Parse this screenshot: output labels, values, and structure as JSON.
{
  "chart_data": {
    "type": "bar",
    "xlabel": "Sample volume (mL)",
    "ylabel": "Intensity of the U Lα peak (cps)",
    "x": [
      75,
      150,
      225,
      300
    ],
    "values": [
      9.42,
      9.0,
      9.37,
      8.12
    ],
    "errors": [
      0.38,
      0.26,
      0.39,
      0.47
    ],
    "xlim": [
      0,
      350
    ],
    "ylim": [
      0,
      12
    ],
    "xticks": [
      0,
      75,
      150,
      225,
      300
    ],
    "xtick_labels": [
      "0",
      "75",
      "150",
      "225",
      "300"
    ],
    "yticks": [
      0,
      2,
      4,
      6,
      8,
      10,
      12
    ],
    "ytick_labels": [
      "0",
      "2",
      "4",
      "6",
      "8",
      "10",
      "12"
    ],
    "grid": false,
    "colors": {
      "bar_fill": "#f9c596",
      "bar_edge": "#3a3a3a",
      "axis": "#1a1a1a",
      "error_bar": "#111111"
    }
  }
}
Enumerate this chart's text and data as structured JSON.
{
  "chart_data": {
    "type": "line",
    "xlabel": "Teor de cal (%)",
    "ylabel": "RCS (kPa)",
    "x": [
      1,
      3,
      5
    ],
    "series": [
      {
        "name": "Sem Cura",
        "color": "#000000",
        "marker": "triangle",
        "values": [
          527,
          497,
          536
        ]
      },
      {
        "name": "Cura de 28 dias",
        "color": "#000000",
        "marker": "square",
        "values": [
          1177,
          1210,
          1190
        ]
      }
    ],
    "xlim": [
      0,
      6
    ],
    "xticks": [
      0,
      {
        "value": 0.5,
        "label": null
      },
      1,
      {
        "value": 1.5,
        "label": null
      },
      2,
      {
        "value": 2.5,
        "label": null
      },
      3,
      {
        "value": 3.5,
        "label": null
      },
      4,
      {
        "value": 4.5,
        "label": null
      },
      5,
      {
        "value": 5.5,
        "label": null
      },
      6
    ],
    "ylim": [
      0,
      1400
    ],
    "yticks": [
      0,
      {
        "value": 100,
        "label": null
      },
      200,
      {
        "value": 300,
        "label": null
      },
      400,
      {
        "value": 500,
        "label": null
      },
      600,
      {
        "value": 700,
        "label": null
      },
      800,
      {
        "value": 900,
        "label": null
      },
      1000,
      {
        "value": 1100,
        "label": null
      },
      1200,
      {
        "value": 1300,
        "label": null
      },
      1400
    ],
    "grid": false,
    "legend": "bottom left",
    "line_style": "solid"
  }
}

> DIRECTIONS
Report only the count of lines that include the string "this".

> EXERCISE ANSWER
2